▶ _Data for processing_:
····················
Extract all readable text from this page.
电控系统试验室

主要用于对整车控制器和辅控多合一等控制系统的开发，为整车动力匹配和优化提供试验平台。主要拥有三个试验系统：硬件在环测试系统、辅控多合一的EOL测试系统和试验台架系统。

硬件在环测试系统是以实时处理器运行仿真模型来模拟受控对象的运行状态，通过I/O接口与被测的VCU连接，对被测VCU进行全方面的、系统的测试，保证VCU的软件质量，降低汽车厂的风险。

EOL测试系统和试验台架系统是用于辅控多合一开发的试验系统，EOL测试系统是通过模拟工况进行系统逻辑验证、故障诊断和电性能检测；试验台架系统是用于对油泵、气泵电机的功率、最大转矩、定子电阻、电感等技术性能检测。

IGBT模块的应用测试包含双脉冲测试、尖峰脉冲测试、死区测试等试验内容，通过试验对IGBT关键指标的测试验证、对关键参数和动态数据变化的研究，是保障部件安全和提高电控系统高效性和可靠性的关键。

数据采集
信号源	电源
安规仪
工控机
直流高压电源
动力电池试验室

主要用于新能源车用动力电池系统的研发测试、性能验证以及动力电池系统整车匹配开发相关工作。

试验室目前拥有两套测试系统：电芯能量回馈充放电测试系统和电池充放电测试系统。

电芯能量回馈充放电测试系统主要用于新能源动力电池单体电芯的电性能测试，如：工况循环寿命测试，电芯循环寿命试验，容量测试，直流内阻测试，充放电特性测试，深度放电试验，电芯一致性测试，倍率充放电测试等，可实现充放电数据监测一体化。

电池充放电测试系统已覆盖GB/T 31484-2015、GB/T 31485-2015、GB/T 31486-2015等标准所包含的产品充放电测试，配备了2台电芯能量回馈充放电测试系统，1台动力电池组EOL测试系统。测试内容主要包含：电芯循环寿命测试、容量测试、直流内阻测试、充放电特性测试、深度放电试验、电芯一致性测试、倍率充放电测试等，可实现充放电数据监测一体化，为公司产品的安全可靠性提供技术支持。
····················
▶ _Set task_: Copy out each record, keeping every word as it is.

▶ _Task result_:
Extract all readable text from this page.
电控系统试验室

主要用于对整车控制器和辅控多合一等控制系统的开发，为整车动力匹配和优化提供试验平台。主要拥有三个试验系统：硬件在环测试系统、辅控多合一的EOL测试系统和试验台架系统。

硬件在环测试系统是以实时处理器运行仿真模型来模拟受控对象的运行状态，通过I/O接口与被测的VCU连接，对被测VCU进行全方面的、系统的测试，保证VCU的软件质量，降低汽车厂的风险。

EOL测试系统和试验台架系统是用于辅控多合一开发的试验系统，EOL测试系统是通过模拟工况进行系统逻辑验证、故障诊断和电性能检测；试验台架系统是用于对油泵、气泵电机的功率、最大转矩、定子电阻、电感等技术性能检测。

IGBT模块的应用测试包含双脉冲测试、尖峰脉冲测试、死区测试等试验内容，通过试验对IGBT关键指标的测试验证、对关键参数和动态数据变化的研究，是保障部件安全和提高电控系统高效性和可靠性的关键。

数据采集
信号源	电源
安规仪
工控机
直流高压电源
动力电池试验室

主要用于新能源车用动力电池系统的研发测试、性能验证以及动力电池系统整车匹配开发相关工作。

试验室目前拥有两套测试系统：电芯能量回馈充放电测试系统和电池充放电测试系统。

电芯能量回馈充放电测试系统主要用于新能源动力电池单体电芯的电性能测试，如：工况循环寿命测试，电芯循环寿命试验，容量测试，直流内阻测试，充放电特性测试，深度放电试验，电芯一致性测试，倍率充放电测试等，可实现充放电数据监测一体化。

电池充放电测试系统已覆盖GB/T 31484-2015、GB/T 31485-2015、GB/T 31486-2015等标准所包含的产品充放电测试，配备了2台电芯能量回馈充放电测试系统，1台动力电池组EOL测试系统。测试内容主要包含：电芯循环寿命测试、容量测试、直流内阻测试、充放电特性测试、深度放电试验、电芯一致性测试、倍率充放电测试等，可实现充放电数据监测一体化，为公司产品的安全可靠性提供技术支持。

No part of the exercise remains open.